→ **Source data**:
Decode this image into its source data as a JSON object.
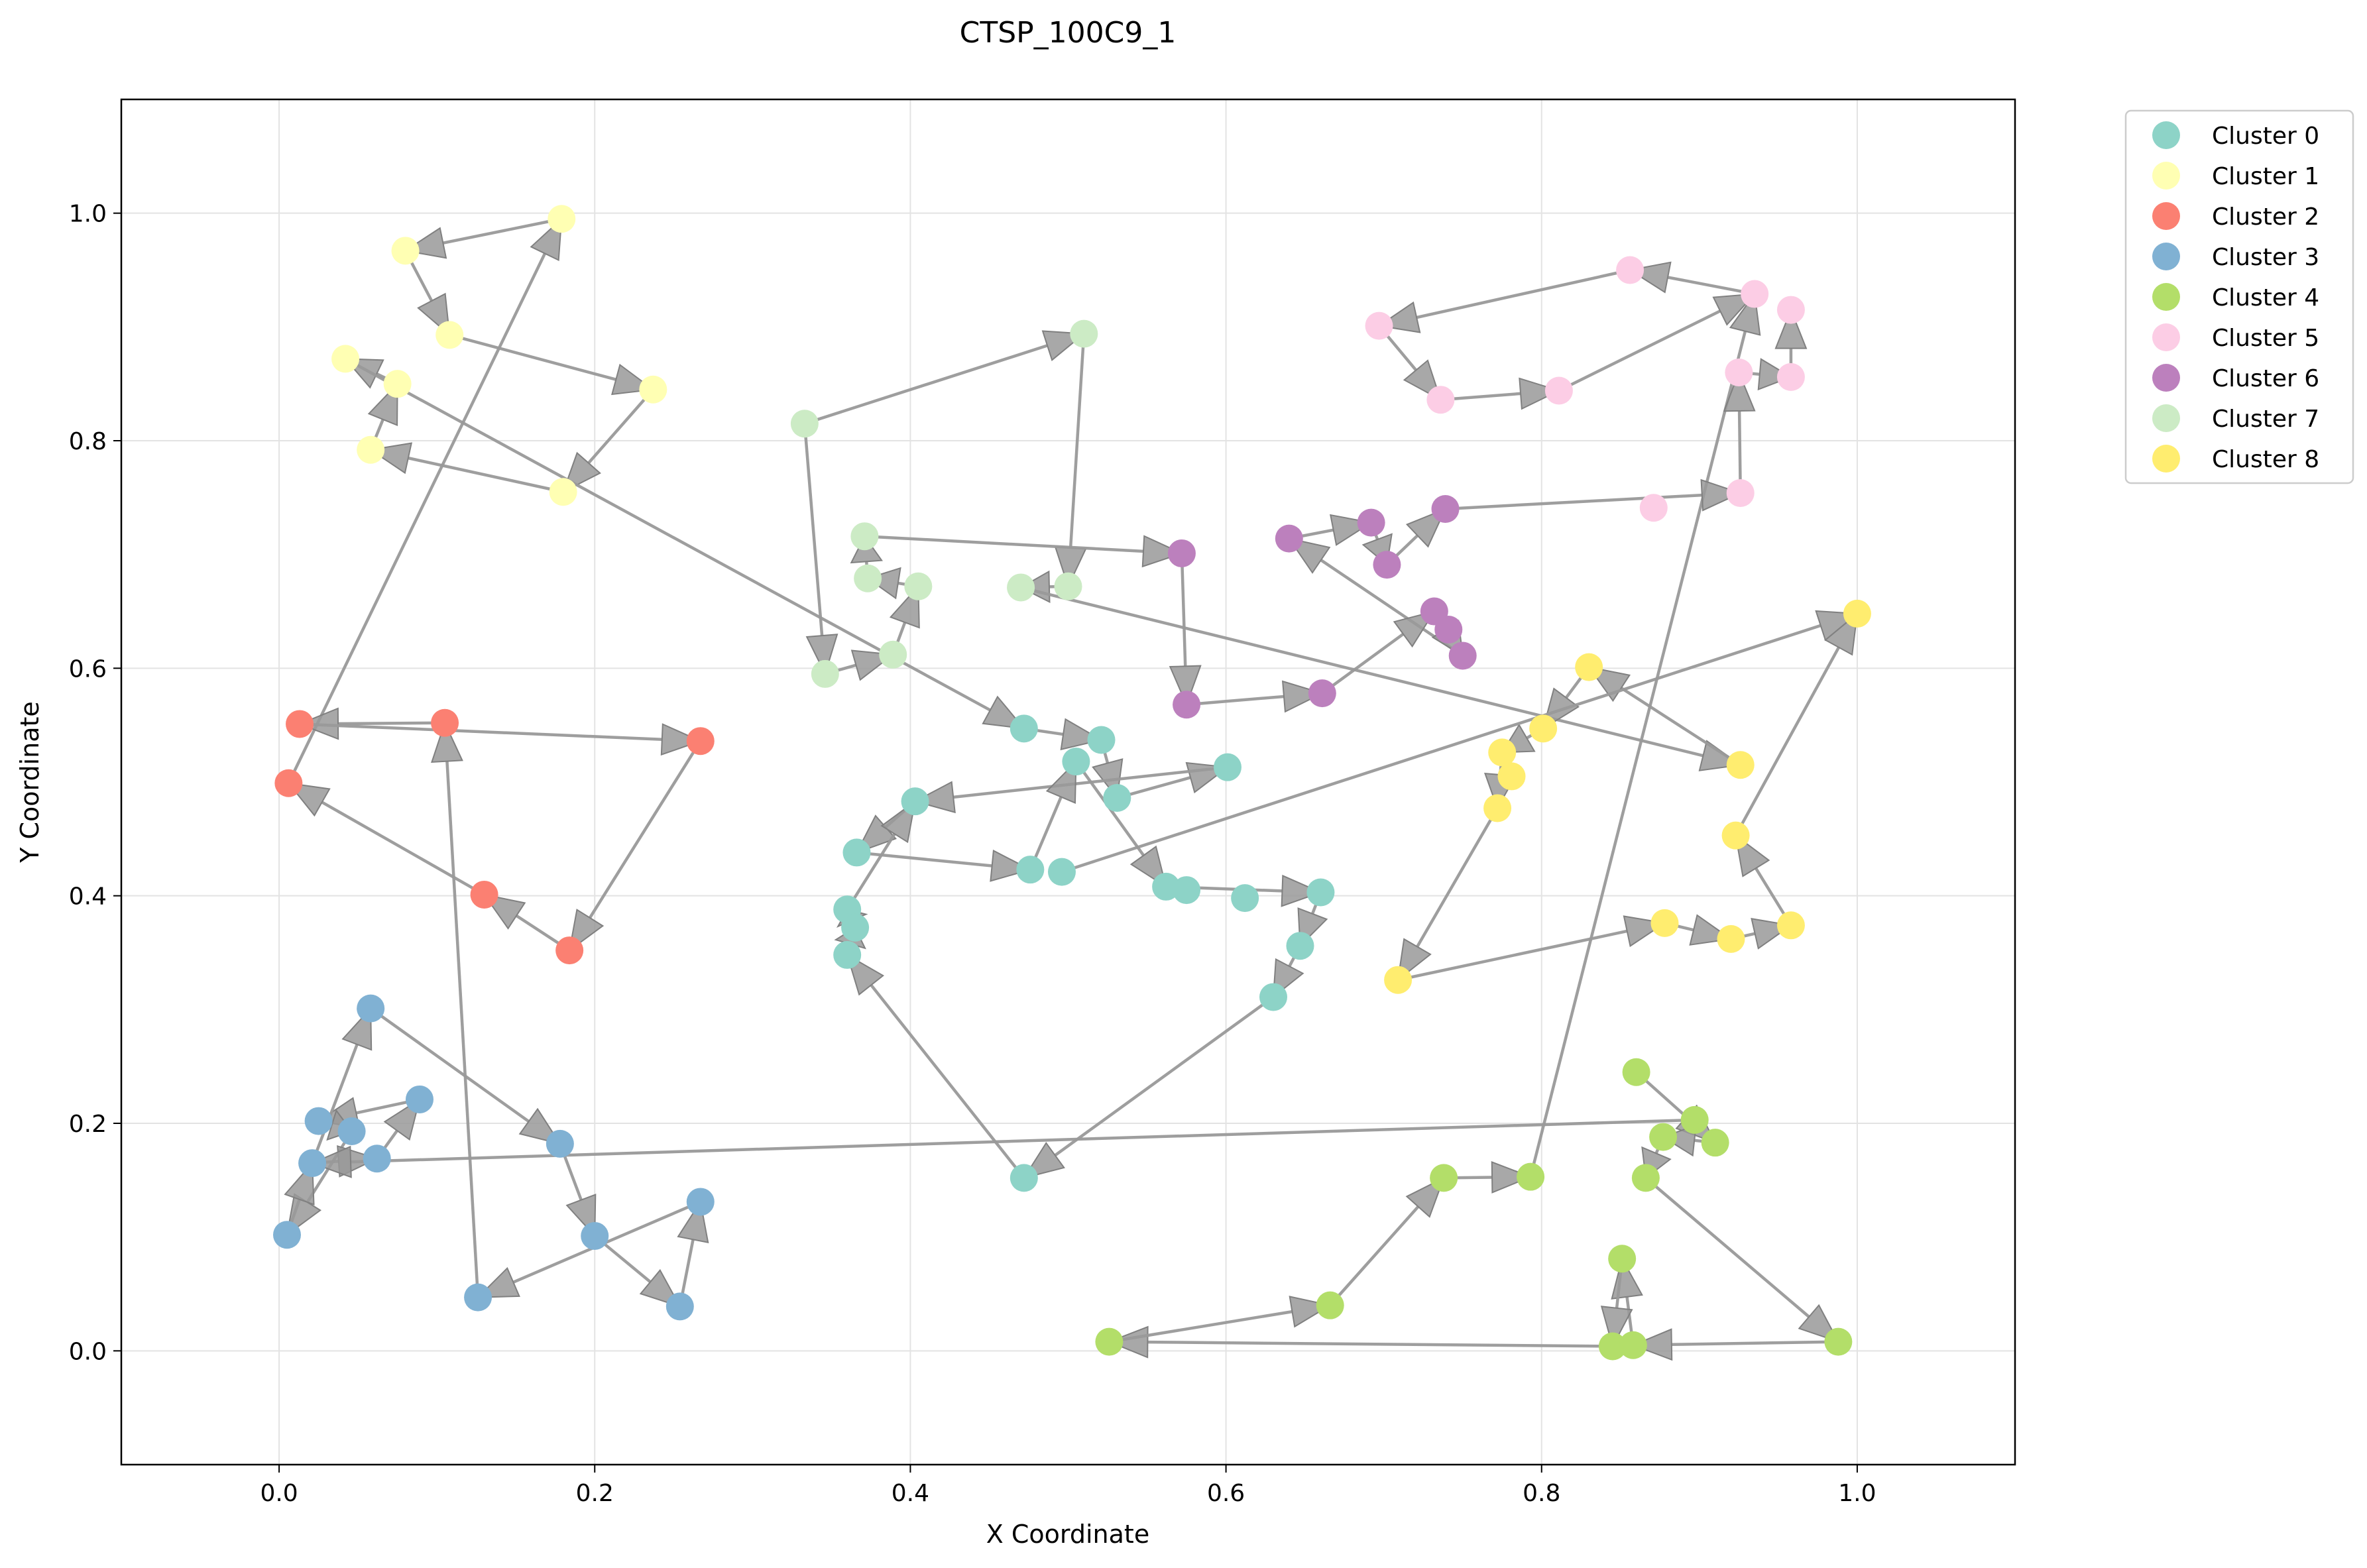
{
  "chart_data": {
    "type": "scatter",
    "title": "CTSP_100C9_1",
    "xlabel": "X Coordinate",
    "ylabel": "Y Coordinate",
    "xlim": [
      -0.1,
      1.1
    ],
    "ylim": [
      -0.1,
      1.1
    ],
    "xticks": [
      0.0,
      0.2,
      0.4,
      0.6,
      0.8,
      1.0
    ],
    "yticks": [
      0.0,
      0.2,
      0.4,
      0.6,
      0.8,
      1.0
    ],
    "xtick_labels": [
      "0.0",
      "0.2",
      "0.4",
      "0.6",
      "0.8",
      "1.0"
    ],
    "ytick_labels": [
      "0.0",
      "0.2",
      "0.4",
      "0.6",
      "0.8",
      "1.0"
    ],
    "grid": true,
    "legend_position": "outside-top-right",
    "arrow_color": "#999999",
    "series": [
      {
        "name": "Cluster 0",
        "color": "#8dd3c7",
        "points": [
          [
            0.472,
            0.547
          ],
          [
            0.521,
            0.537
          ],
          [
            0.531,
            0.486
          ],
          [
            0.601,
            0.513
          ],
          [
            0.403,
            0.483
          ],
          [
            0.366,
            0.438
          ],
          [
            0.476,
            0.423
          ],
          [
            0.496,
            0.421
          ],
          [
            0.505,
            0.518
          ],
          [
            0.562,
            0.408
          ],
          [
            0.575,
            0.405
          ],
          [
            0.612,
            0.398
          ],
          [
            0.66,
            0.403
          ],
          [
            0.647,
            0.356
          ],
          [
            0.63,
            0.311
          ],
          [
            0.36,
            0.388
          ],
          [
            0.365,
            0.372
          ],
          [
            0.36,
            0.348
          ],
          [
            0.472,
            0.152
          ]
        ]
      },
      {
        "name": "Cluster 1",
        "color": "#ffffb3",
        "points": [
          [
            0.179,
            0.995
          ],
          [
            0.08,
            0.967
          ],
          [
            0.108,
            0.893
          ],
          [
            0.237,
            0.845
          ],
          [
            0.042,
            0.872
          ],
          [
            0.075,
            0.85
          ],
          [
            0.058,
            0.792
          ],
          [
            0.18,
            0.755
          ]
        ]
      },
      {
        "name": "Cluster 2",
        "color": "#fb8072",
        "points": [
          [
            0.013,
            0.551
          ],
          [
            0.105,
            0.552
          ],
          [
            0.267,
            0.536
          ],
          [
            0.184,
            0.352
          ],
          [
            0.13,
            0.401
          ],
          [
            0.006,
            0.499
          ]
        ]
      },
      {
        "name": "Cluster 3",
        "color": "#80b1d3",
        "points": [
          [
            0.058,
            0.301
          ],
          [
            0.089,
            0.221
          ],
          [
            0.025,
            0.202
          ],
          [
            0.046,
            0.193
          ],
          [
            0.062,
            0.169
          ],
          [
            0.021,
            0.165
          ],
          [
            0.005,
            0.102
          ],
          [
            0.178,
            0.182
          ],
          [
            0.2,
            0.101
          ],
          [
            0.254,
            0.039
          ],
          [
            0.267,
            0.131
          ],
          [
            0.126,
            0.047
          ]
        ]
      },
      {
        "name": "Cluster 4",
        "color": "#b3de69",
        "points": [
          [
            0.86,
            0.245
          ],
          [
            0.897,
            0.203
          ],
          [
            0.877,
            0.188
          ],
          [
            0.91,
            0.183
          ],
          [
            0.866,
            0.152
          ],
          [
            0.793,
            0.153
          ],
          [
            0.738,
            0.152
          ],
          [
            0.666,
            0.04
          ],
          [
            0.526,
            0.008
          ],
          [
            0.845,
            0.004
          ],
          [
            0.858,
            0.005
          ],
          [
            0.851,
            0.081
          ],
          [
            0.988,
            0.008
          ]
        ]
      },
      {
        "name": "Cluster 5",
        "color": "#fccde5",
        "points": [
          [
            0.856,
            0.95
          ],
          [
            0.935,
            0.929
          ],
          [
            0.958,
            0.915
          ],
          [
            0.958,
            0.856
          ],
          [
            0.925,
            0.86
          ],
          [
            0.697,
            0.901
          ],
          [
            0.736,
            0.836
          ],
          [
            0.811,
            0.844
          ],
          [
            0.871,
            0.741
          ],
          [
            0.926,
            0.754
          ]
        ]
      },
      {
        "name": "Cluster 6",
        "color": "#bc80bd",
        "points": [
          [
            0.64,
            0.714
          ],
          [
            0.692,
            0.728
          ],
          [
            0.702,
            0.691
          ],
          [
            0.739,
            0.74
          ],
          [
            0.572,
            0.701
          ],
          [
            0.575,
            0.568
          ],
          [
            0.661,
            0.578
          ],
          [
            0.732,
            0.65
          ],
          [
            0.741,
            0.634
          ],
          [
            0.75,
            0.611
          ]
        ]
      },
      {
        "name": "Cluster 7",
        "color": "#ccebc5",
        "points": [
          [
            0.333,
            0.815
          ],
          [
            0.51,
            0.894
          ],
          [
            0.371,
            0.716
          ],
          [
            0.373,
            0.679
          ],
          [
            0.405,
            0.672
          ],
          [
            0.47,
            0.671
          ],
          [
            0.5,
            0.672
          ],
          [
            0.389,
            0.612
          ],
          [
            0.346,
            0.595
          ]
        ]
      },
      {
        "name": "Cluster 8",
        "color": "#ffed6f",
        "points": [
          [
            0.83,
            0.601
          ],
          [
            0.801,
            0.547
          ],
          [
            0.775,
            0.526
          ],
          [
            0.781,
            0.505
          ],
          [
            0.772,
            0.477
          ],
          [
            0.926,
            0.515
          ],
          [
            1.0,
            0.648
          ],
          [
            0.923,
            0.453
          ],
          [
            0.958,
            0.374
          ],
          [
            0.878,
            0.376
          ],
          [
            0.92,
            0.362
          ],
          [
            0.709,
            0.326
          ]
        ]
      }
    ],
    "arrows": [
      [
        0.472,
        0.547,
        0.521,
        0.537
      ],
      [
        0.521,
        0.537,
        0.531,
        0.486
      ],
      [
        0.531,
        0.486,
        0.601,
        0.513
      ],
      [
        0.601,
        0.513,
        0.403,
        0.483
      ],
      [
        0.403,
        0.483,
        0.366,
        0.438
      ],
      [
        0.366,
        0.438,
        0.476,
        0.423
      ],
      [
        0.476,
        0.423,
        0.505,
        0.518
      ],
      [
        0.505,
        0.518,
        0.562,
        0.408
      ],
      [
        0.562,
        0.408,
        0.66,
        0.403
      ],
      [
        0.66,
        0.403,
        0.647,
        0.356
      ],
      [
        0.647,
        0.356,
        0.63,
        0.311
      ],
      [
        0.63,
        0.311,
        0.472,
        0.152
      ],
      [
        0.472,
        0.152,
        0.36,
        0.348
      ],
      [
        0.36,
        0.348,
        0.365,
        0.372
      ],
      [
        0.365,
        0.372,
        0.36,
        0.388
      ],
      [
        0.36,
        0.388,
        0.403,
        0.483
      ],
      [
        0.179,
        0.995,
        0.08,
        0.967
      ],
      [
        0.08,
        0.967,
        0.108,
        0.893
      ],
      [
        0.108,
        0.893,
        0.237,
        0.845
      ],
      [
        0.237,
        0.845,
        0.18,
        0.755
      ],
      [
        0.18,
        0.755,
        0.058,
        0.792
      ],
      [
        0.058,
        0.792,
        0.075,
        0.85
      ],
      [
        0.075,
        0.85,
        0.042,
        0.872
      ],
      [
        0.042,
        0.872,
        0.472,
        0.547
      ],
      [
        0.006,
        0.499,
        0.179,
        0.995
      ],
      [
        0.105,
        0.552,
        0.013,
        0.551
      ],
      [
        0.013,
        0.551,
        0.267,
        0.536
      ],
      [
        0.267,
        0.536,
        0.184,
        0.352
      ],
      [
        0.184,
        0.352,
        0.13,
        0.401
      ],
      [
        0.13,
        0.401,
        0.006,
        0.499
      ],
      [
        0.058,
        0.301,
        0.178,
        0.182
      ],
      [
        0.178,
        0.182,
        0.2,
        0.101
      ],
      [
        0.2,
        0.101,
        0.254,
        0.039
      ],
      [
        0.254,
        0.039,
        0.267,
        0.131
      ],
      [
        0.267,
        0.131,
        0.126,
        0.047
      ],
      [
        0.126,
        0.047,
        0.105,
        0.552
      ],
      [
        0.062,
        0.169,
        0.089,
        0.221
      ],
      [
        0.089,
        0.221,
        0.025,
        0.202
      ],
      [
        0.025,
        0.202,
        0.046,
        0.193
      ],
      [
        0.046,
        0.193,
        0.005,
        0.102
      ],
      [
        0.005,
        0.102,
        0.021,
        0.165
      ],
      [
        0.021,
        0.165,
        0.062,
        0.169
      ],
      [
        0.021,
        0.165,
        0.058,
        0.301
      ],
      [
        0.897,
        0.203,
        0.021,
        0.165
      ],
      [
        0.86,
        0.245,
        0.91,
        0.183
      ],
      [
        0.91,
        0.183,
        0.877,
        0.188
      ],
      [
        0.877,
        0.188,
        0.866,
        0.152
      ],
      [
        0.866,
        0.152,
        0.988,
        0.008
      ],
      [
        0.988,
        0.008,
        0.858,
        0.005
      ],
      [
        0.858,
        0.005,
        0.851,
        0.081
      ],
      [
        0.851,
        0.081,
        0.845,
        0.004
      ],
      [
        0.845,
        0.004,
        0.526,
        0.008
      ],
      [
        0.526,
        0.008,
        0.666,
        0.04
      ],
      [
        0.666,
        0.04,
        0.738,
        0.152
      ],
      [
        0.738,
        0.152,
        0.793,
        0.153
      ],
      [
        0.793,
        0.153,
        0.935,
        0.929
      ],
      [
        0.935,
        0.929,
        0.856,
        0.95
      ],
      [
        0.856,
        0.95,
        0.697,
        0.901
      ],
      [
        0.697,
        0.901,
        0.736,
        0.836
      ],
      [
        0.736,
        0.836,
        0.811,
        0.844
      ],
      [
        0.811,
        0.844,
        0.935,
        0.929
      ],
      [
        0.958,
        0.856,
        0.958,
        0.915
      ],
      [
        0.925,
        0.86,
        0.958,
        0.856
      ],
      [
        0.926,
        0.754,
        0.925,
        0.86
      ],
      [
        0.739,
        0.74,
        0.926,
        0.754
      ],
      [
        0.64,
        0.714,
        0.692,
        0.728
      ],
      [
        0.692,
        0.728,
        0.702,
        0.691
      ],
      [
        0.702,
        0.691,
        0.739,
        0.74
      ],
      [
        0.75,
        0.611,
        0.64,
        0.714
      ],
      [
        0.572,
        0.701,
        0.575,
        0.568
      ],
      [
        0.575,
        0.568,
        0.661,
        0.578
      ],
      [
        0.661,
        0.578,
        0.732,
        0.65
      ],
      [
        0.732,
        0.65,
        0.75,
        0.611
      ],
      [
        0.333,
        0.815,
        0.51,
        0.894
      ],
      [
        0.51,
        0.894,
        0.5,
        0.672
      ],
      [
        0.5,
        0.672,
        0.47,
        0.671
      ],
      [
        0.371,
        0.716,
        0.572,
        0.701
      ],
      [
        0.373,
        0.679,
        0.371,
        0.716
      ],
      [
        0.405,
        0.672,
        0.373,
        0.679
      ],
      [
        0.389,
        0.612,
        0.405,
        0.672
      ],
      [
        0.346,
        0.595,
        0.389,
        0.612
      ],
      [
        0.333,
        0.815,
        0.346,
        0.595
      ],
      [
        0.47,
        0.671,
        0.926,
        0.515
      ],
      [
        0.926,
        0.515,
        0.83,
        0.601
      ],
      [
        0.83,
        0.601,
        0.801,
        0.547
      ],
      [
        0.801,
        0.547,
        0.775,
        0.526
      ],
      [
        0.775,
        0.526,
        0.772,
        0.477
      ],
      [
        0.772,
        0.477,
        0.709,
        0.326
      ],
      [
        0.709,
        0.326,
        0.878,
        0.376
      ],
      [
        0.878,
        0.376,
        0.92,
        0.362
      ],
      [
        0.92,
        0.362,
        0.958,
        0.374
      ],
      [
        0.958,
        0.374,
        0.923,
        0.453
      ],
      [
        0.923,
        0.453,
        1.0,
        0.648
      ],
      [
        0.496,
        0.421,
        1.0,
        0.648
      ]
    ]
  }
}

→ **Aim**: Show every line in the entries where the string "name" occurs.

→ **Task output**:
        "name": "Cluster 0",
        "name": "Cluster 1",
        "name": "Cluster 2",
        "name": "Cluster 3",
        "name": "Cluster 4",
        "name": "Cluster 5",
        "name": "Cluster 6",
        "name": "Cluster 7",
        "name": "Cluster 8",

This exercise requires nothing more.